Problem statement:
Answer these questions from the article on Iraq's electricity shortages:
(a) What total capacity was the power plant in Basra province meant to have?
(b) How many diesel power plants did STX Heavy Industries agree to build?
(c) What does an anonymous official say caused the STX deal to fall through?
══ Article
Iraqis receive just a few hours of national grid power a day with which to run air conditioners and refrigerators in blistering 50-plus degree Celsius (122 Fahrenheit) heat.
Power, and the lack thereof, has been a constant complaint of Iraqis, thousands of whom protested in the south of the country last year to bemoan poor electricity supplies.
The government has sought to head off similar rallies this year by pushing a raft of proposals, including one that provides free fuel to private generator operators on the condition that they sell it at a reduced price to Iraqis.
Several other planned deals are languishing.
In April, Iraq awarded China National Machinery & Equipment Import & Export Corp a $204.4 million contract to build a 500 megawatt electrical power plant consisting of four 125-megawatt units in the southern province of Basra, with the project due to be completed in 18 months.
But the head of the electricity committee in Basra province, Ziad Fadhel Ali, said that "the electricity ministry did not sign the final contract, and we don't know until now the reason for the delay."
"Since the signing of the initial agreement, the company has not taken any step towards implementing the contract because of the obstruction of the electricity ministry," Ali said.
In May, meanwhile, South Korea's STX Heavy Industries signed a $2.76 billion deal to build 25 diesel power plants in Iraq.
But an Iraqi government official, speaking on condition of anonymity, said that the deal fell through because the firm did not receive the necessary guarantees from Korean banks.
"Korean banks did not provide the company with financial guarantees, so they stopped implementing the contract," the official said.
Another Iraqi official, who also did not want to be identified, said Iraq "contracted with these companies with the aim of quick success," as they claimed to have been able to set up power stations quickly.
"The big international companies want guarantees for projects paid (after completion) from the parliament or the finance ministry, but parliament did not cooperate with the government in this regard," he said.
"Therefore, the government was not able to convince major companies to come" invest in the sector.
════
══ Dataset extract
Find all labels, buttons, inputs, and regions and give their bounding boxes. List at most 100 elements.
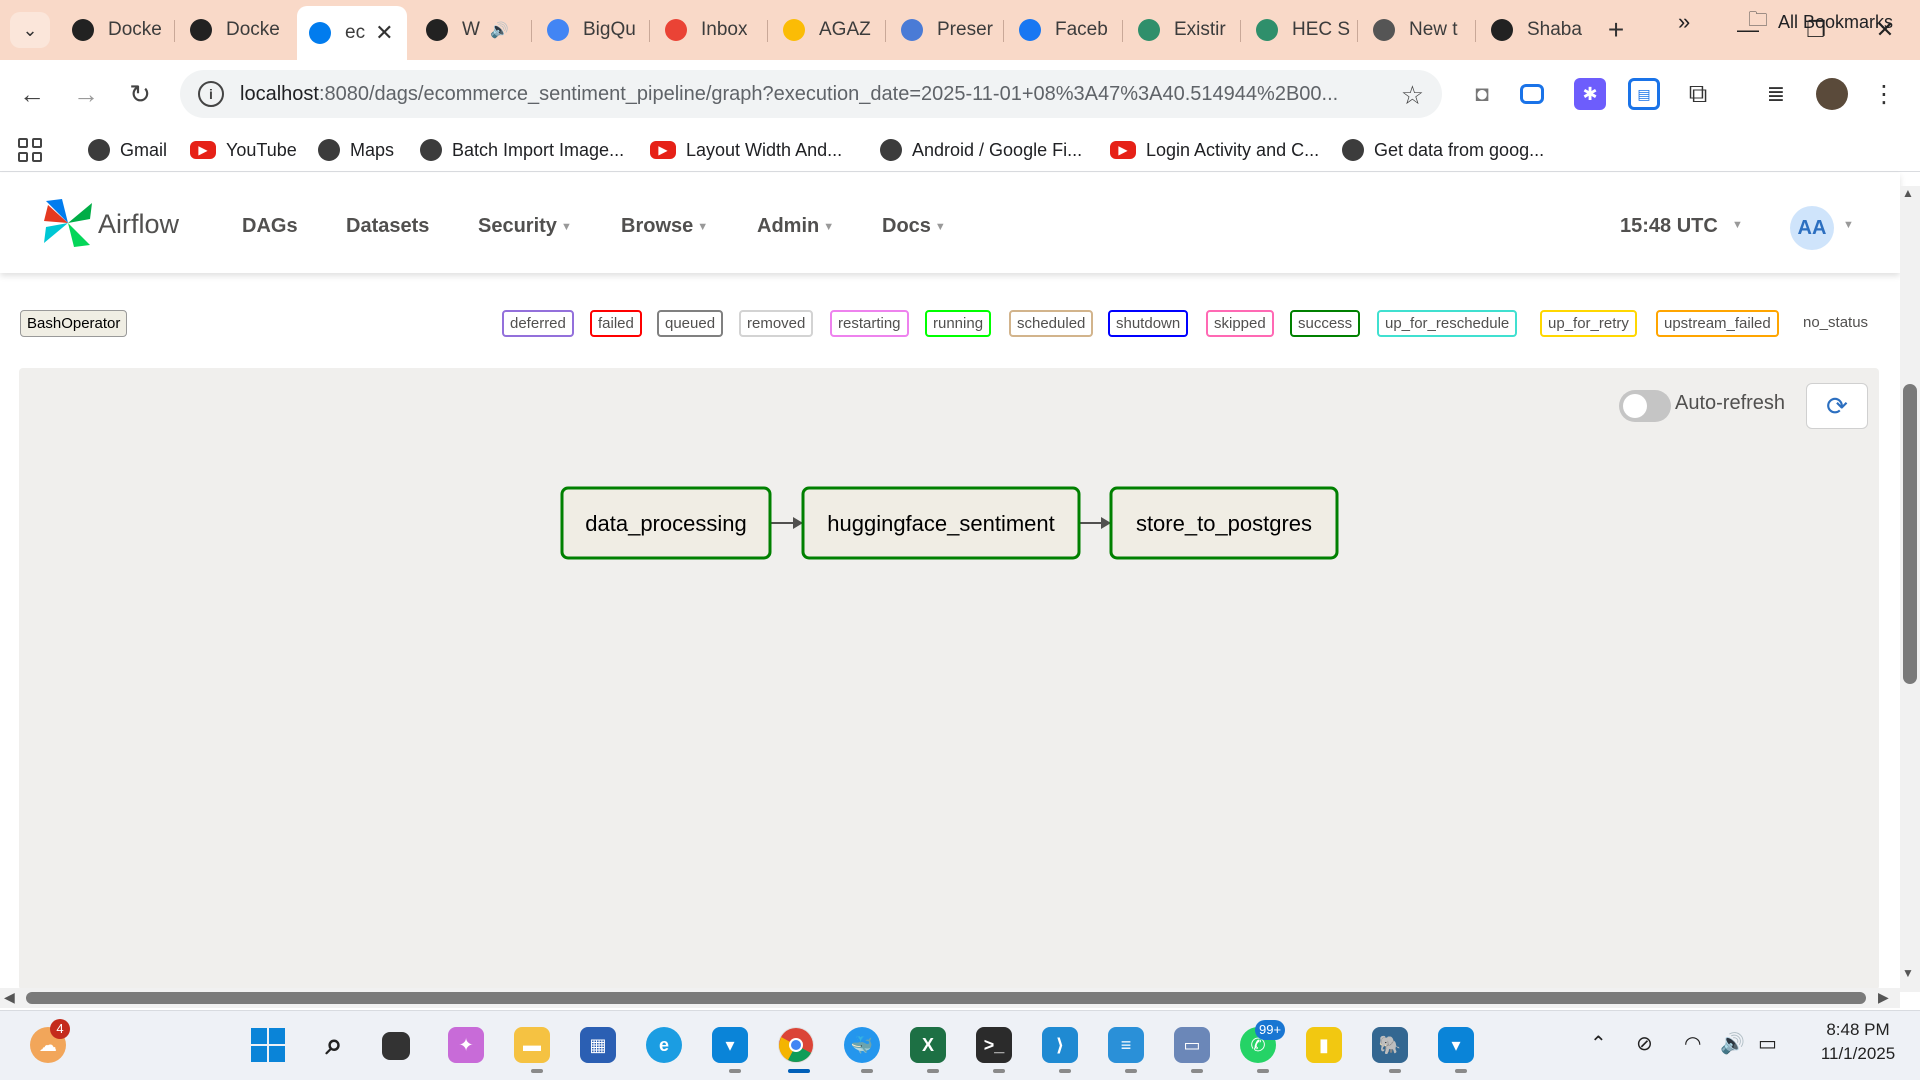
nav-security[interactable]: Security ▼ [478, 215, 572, 238]
network-off-icon[interactable]: ⊘ [1636, 1031, 1653, 1056]
tab-label: BigQu [583, 19, 636, 40]
task-node-store-to-postgres[interactable]: store_to_postgres [1109, 486, 1339, 560]
browser-tab[interactable]: Docke [60, 10, 172, 50]
edge-icon[interactable]: e [646, 1027, 682, 1063]
back-button[interactable]: ← [12, 74, 52, 114]
bookmark-item[interactable]: ▶ YouTube [190, 136, 297, 164]
browser-tab[interactable]: Docke [178, 10, 290, 50]
scroll-left-arrow-icon[interactable]: ◀ [4, 989, 15, 1006]
user-avatar[interactable]: AA [1790, 206, 1834, 250]
task-node-label: huggingface_sentiment [827, 511, 1055, 536]
forward-button[interactable]: → [66, 74, 106, 114]
bookmark-item[interactable]: Maps [318, 136, 394, 164]
bookmark-item[interactable]: ▶ Layout Width And... [650, 136, 842, 164]
bookmarks-overflow-button[interactable]: » [1678, 8, 1690, 36]
scroll-right-arrow-icon[interactable]: ▶ [1878, 989, 1889, 1006]
excel-icon[interactable]: X [910, 1027, 946, 1063]
tray-overflow-icon[interactable]: ⌃ [1590, 1031, 1607, 1056]
dag-graph-panel[interactable]: Auto-refresh ⟳ data_processing huggingfac… [19, 368, 1879, 990]
nav-label: Datasets [346, 215, 430, 237]
wifi-icon[interactable]: ◠ [1684, 1031, 1701, 1056]
volume-icon[interactable]: 🔊 [1720, 1031, 1745, 1056]
browser-menu-icon[interactable]: ⋮ [1868, 78, 1900, 110]
terminal-icon[interactable]: >_ [976, 1027, 1012, 1063]
extensions-puzzle-icon[interactable]: ⧉ [1682, 78, 1714, 110]
vertical-scrollbar-thumb[interactable] [1903, 384, 1917, 684]
browser-tab[interactable]: Inbox [653, 10, 765, 50]
bookmark-item[interactable]: Android / Google Fi... [880, 136, 1082, 164]
notepad-icon[interactable]: ≡ [1108, 1027, 1144, 1063]
extension-star-icon[interactable]: ✱ [1574, 78, 1606, 110]
timer-icon [426, 19, 448, 41]
clock-time[interactable]: 8:48 PM [1808, 1020, 1908, 1040]
browser-tab[interactable]: W 🔊 [414, 10, 526, 50]
apps-grid-icon[interactable] [18, 138, 42, 162]
url-text[interactable]: localhost:8080/dags/ecommerce_sentiment_… [240, 83, 1380, 106]
utc-clock[interactable]: 15:48 UTC [1620, 215, 1718, 238]
app-blue-icon[interactable]: ▾ [712, 1027, 748, 1063]
extension-doc-icon[interactable]: ▤ [1628, 78, 1660, 110]
address-bar[interactable]: i localhost:8080/dags/ecommerce_sentimen… [180, 70, 1442, 118]
browser-tab[interactable]: Shaba [1479, 10, 1591, 50]
app-blue-icon[interactable]: ▾ [1438, 1027, 1474, 1063]
airflow-logo-icon[interactable] [40, 195, 96, 251]
tab-audio-icon[interactable]: 🔊 [490, 21, 509, 39]
tab-separator [531, 20, 532, 42]
task-node-data-processing[interactable]: data_processing [560, 486, 772, 560]
nav-browse[interactable]: Browse ▼ [621, 215, 708, 238]
bookmark-item[interactable]: Batch Import Image... [420, 136, 624, 164]
chrome-icon[interactable] [778, 1027, 814, 1063]
tab-separator [885, 20, 886, 42]
reload-button[interactable]: ↻ [120, 74, 160, 114]
browser-tab[interactable]: BigQu [535, 10, 647, 50]
bookmark-star-icon[interactable]: ☆ [1401, 80, 1424, 111]
remote-desktop-icon[interactable]: ▭ [1174, 1027, 1210, 1063]
browser-tab[interactable]: ec ✕ [297, 6, 407, 60]
tab-search-button[interactable]: ⌄ [10, 12, 50, 48]
nav-label: Security [478, 215, 557, 237]
battery-icon[interactable]: ▭ [1758, 1031, 1777, 1056]
nav-admin[interactable]: Admin ▼ [757, 215, 834, 238]
tab-separator [1357, 20, 1358, 42]
bookmark-item[interactable]: Get data from goog... [1342, 136, 1544, 164]
nav-datasets[interactable]: Datasets [346, 215, 429, 238]
clock-date[interactable]: 11/1/2025 [1800, 1044, 1916, 1064]
bookmark-label: Get data from goog... [1374, 139, 1545, 160]
nav-docs[interactable]: Docs ▼ [882, 215, 946, 238]
whatsapp-badge: 99+ [1255, 1020, 1286, 1040]
file-explorer-icon[interactable]: ▬ [514, 1027, 550, 1063]
scroll-up-arrow-icon[interactable]: ▲ [1902, 186, 1914, 200]
horizontal-scrollbar-thumb[interactable] [26, 992, 1866, 1004]
site-info-icon[interactable]: i [198, 81, 224, 107]
postgres-icon[interactable]: 🐘 [1372, 1027, 1408, 1063]
screenshot-icon[interactable]: ◘ [1466, 78, 1498, 110]
copilot-icon[interactable]: ✦ [448, 1027, 484, 1063]
power-bi-icon[interactable]: ▮ [1306, 1027, 1342, 1063]
airflow-brand[interactable]: Airflow [98, 209, 179, 240]
tab-close-icon[interactable]: ✕ [375, 20, 393, 46]
browser-tab[interactable]: Existir [1126, 10, 1238, 50]
pinwheel-icon [783, 19, 805, 41]
screen-record-icon[interactable] [1520, 84, 1544, 104]
browser-tab[interactable]: Faceb [1007, 10, 1119, 50]
new-tab-button[interactable]: + [1598, 12, 1634, 48]
status-legend-no-status: no_status [1803, 314, 1869, 331]
profile-avatar-icon[interactable] [1816, 78, 1848, 110]
browser-tab[interactable]: HEC S [1244, 10, 1356, 50]
taskbar-search-icon[interactable]: ⌕ [316, 1027, 352, 1063]
task-node-huggingface-sentiment[interactable]: huggingface_sentiment [801, 486, 1081, 560]
browser-tab[interactable]: New t [1361, 10, 1473, 50]
bookmark-item[interactable]: Gmail [88, 136, 167, 164]
all-bookmarks-button[interactable]: 🗀 All Bookmarks [1748, 8, 1893, 36]
task-view-icon[interactable] [382, 1032, 410, 1060]
windows-start-icon[interactable] [250, 1027, 286, 1063]
browser-tab[interactable]: Preser [889, 10, 1001, 50]
vscode-icon[interactable]: ⟩ [1042, 1027, 1078, 1063]
microsoft-store-icon[interactable]: ▦ [580, 1027, 616, 1063]
bookmark-item[interactable]: ▶ Login Activity and C... [1110, 136, 1319, 164]
media-controls-icon[interactable]: ≣ [1760, 78, 1792, 110]
browser-tab[interactable]: AGAZ [771, 10, 883, 50]
nav-dags[interactable]: DAGs [242, 215, 298, 238]
docker-icon[interactable]: 🐳 [844, 1027, 880, 1063]
scroll-down-arrow-icon[interactable]: ▼ [1902, 966, 1914, 980]
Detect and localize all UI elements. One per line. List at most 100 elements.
════
Finished exercise:
(a) 500 megawatts, from four 125-megawatt units.
(b) 25 diesel power plants.
(c) The firm did not receive the necessary guarantees from Korean banks.